» **ASSIGNED TASK**
Output the full listing below exactly; the images stay out.

» **DATA SUPPLIED**

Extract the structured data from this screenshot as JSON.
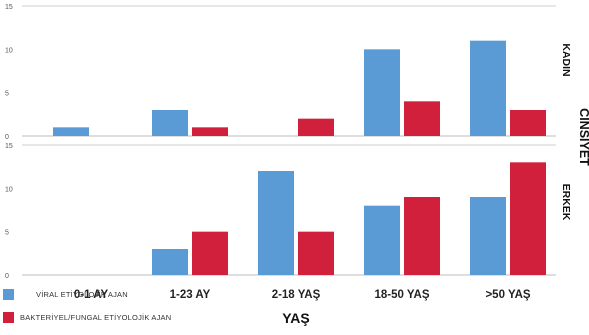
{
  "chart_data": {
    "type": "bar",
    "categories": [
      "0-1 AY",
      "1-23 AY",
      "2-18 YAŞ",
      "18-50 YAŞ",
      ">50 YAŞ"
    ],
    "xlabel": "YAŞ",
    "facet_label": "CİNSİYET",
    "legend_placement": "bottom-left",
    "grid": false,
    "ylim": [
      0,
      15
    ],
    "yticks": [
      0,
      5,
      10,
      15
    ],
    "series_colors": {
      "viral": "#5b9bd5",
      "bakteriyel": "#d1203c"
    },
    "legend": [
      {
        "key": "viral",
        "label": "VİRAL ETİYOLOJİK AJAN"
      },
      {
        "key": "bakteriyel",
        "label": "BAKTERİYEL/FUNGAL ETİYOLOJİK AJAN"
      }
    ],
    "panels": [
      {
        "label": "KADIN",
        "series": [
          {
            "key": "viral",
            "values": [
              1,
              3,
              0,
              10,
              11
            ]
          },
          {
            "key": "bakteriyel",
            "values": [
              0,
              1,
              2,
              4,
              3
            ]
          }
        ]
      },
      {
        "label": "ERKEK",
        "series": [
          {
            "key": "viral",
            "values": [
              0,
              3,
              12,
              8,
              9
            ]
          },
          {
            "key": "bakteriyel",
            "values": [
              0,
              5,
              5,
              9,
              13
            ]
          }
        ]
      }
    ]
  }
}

» **SOLUTION BELOW**
Extract the structured data from this screenshot as JSON.
{
  "chart_data": {
    "type": "bar",
    "categories": [
      "0-1 AY",
      "1-23 AY",
      "2-18 YAŞ",
      "18-50 YAŞ",
      ">50 YAŞ"
    ],
    "xlabel": "YAŞ",
    "facet_label": "CİNSİYET",
    "legend_placement": "bottom-left",
    "grid": false,
    "ylim": [
      0,
      15
    ],
    "yticks": [
      0,
      5,
      10,
      15
    ],
    "series_colors": {
      "viral": "#5b9bd5",
      "bakteriyel": "#d1203c"
    },
    "legend": [
      {
        "key": "viral",
        "label": "VİRAL ETİYOLOJİK AJAN"
      },
      {
        "key": "bakteriyel",
        "label": "BAKTERİYEL/FUNGAL ETİYOLOJİK AJAN"
      }
    ],
    "panels": [
      {
        "label": "KADIN",
        "series": [
          {
            "key": "viral",
            "values": [
              1,
              3,
              0,
              10,
              11
            ]
          },
          {
            "key": "bakteriyel",
            "values": [
              0,
              1,
              2,
              4,
              3
            ]
          }
        ]
      },
      {
        "label": "ERKEK",
        "series": [
          {
            "key": "viral",
            "values": [
              0,
              3,
              12,
              8,
              9
            ]
          },
          {
            "key": "bakteriyel",
            "values": [
              0,
              5,
              5,
              9,
              13
            ]
          }
        ]
      }
    ]
  }
}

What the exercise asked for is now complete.